(Dataset items)

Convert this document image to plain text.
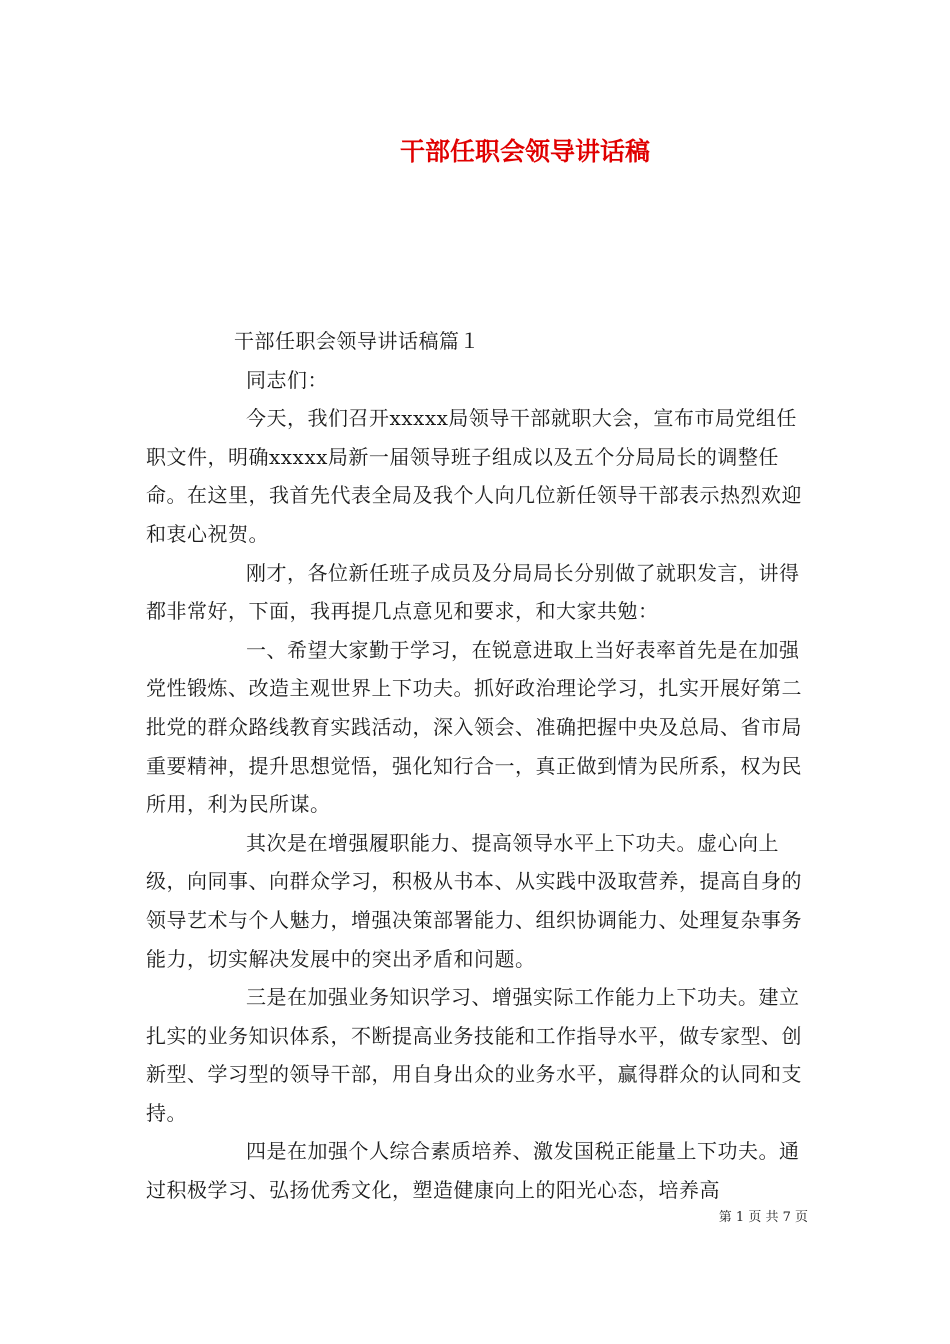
干部任职会领导讲话稿
干部任职会领导讲话稿篇１
同志们：

今天，我们召开xxxxx局领导干部就职大会，宣布市局党组任职文件，明确xxxxx局新一届领导班子组成以及五个分局局长的调整任命。在这里，我首先代表全局及我个人向几位新任领导干部表示热烈欢迎和衷心祝贺。

刚才，各位新任班子成员及分局局长分别做了就职发言，讲得都非常好，下面，我再提几点意见和要求，和大家共勉：

一、希望大家勤于学习，在锐意进取上当好表率首先是在加强党性锻炼、改造主观世界上下功夫。抓好政治理论学习，扎实开展好第二批党的群众路线教育实践活动，深入领会、准确把握中央及总局、省市局重要精神，提升思想觉悟，强化知行合一，真正做到情为民所系，权为民所用，利为民所谋。

其次是在增强履职能力、提高领导水平上下功夫。虚心向上级，向同事、向群众学习，积极从书本、从实践中汲取营养，提高自身的领导艺术与个人魅力，增强决策部署能力、组织协调能力、处理复杂事务能力，切实解决发展中的突出矛盾和问题。

三是在加强业务知识学习、增强实际工作能力上下功夫。建立扎实的业务知识体系，不断提高业务技能和工作指导水平，做专家型、创新型、学习型的领导干部，用自身出众的业务水平，赢得群众的认同和支持。

四是在加强个人综合素质培养、激发国税正能量上下功夫。通过积极学习、弘扬优秀文化，塑造健康向上的阳光心态，培养高

第 1 页 共 7 页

- AIM: Transcribe the full listing above exactly, with the images removed.

- RESULT FOR THIS TASK:
Convert this document image to plain text.
干部任职会领导讲话稿
干部任职会领导讲话稿篇１
同志们：

今天，我们召开xxxxx局领导干部就职大会，宣布市局党组任职文件，明确xxxxx局新一届领导班子组成以及五个分局局长的调整任命。在这里，我首先代表全局及我个人向几位新任领导干部表示热烈欢迎和衷心祝贺。

刚才，各位新任班子成员及分局局长分别做了就职发言，讲得都非常好，下面，我再提几点意见和要求，和大家共勉：

一、希望大家勤于学习，在锐意进取上当好表率首先是在加强党性锻炼、改造主观世界上下功夫。抓好政治理论学习，扎实开展好第二批党的群众路线教育实践活动，深入领会、准确把握中央及总局、省市局重要精神，提升思想觉悟，强化知行合一，真正做到情为民所系，权为民所用，利为民所谋。

其次是在增强履职能力、提高领导水平上下功夫。虚心向上级，向同事、向群众学习，积极从书本、从实践中汲取营养，提高自身的领导艺术与个人魅力，增强决策部署能力、组织协调能力、处理复杂事务能力，切实解决发展中的突出矛盾和问题。

三是在加强业务知识学习、增强实际工作能力上下功夫。建立扎实的业务知识体系，不断提高业务技能和工作指导水平，做专家型、创新型、学习型的领导干部，用自身出众的业务水平，赢得群众的认同和支持。

四是在加强个人综合素质培养、激发国税正能量上下功夫。通过积极学习、弘扬优秀文化，塑造健康向上的阳光心态，培养高

第 1 页 共 7 页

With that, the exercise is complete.